------ MATERIAL FOR THIS TASK

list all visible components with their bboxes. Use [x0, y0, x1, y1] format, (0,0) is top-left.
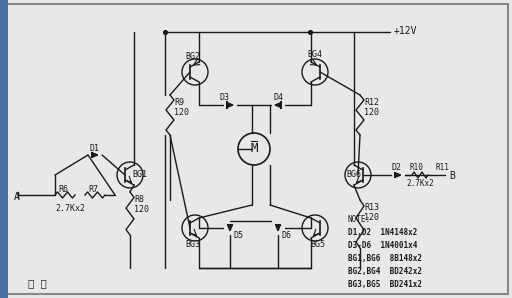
Text: 2.7Kx2: 2.7Kx2 — [55, 204, 85, 213]
Circle shape — [182, 215, 208, 241]
Text: BG2: BG2 — [185, 52, 200, 61]
Text: D3-D6  1N4001x4: D3-D6 1N4001x4 — [348, 241, 417, 250]
Text: D4: D4 — [274, 93, 284, 102]
Text: BG4: BG4 — [307, 50, 322, 59]
Polygon shape — [92, 153, 98, 157]
Circle shape — [238, 133, 270, 165]
Text: 120: 120 — [364, 108, 379, 117]
Text: BG2,BG4  BD242x2: BG2,BG4 BD242x2 — [348, 267, 422, 276]
Circle shape — [117, 162, 143, 188]
Text: R10: R10 — [410, 163, 424, 172]
FancyBboxPatch shape — [0, 0, 8, 298]
Text: +12V: +12V — [394, 26, 417, 36]
Polygon shape — [227, 103, 233, 107]
Text: D5: D5 — [233, 231, 243, 240]
Text: M: M — [250, 142, 258, 156]
Text: 2.7Kx2: 2.7Kx2 — [406, 179, 434, 188]
Text: B: B — [449, 171, 455, 181]
Text: R12: R12 — [364, 98, 379, 107]
Polygon shape — [395, 173, 401, 177]
Text: R9: R9 — [174, 98, 184, 107]
Text: NOTE:: NOTE: — [348, 215, 371, 224]
Text: BG1,BG6  8B148x2: BG1,BG6 8B148x2 — [348, 254, 422, 263]
Text: BG3,BG5  BD241x2: BG3,BG5 BD241x2 — [348, 280, 422, 289]
Text: D3: D3 — [220, 93, 230, 102]
Circle shape — [182, 59, 208, 85]
Text: BG1: BG1 — [132, 170, 147, 179]
Text: 120: 120 — [174, 108, 189, 117]
Text: R13: R13 — [364, 203, 379, 212]
Text: R7: R7 — [88, 185, 98, 194]
Text: D1: D1 — [89, 144, 99, 153]
Text: BG5: BG5 — [310, 240, 325, 249]
Text: R11: R11 — [436, 163, 450, 172]
Text: R6: R6 — [58, 185, 68, 194]
Circle shape — [302, 59, 328, 85]
Polygon shape — [275, 103, 281, 107]
Circle shape — [302, 215, 328, 241]
Text: A: A — [14, 192, 20, 202]
Polygon shape — [276, 225, 280, 231]
Text: D1,D2  1N4148x2: D1,D2 1N4148x2 — [348, 228, 417, 237]
Text: D2: D2 — [392, 163, 402, 172]
Text: 图 五: 图 五 — [28, 278, 47, 288]
Text: BG3: BG3 — [185, 240, 200, 249]
Text: 120: 120 — [364, 213, 379, 222]
Polygon shape — [228, 225, 232, 231]
Text: R8: R8 — [134, 195, 144, 204]
Text: D6: D6 — [281, 231, 291, 240]
Text: 120: 120 — [134, 205, 149, 214]
Text: BG6: BG6 — [346, 170, 361, 179]
Circle shape — [345, 162, 371, 188]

------------

**GIVEN REQUEST**
Revise the rows from the line containing "Text: 2.7Kx2: 2.7Kx2 — [55, 204, 85, 213]" through the line containing "280, 422, 289]", replacing "Polygon shape" with "Polygonal shape" and leaving everything else unchanged. Return only those rows.

**EXERCISE OUTPUT**
Text: 2.7Kx2: 2.7Kx2 — [55, 204, 85, 213]
Circle shape — [182, 215, 208, 241]
Text: BG2: BG2 — [185, 52, 200, 61]
Text: D3-D6  1N4001x4: D3-D6 1N4001x4 — [348, 241, 417, 250]
Text: D4: D4 — [274, 93, 284, 102]
Text: BG4: BG4 — [307, 50, 322, 59]
Polygonal shape — [92, 153, 98, 157]
Circle shape — [238, 133, 270, 165]
Text: 120: 120 — [364, 108, 379, 117]
Text: BG2,BG4  BD242x2: BG2,BG4 BD242x2 — [348, 267, 422, 276]
Circle shape — [117, 162, 143, 188]
Text: R10: R10 — [410, 163, 424, 172]
FancyBboxPatch shape — [0, 0, 8, 298]
Text: +12V: +12V — [394, 26, 417, 36]
Polygonal shape — [227, 103, 233, 107]
Text: D5: D5 — [233, 231, 243, 240]
Text: M: M — [250, 142, 258, 156]
Text: 2.7Kx2: 2.7Kx2 — [406, 179, 434, 188]
Text: B: B — [449, 171, 455, 181]
Text: R12: R12 — [364, 98, 379, 107]
Polygonal shape — [395, 173, 401, 177]
Text: R9: R9 — [174, 98, 184, 107]
Text: NOTE:: NOTE: — [348, 215, 371, 224]
Text: BG1,BG6  8B148x2: BG1,BG6 8B148x2 — [348, 254, 422, 263]
Text: BG3,BG5  BD241x2: BG3,BG5 BD241x2 — [348, 280, 422, 289]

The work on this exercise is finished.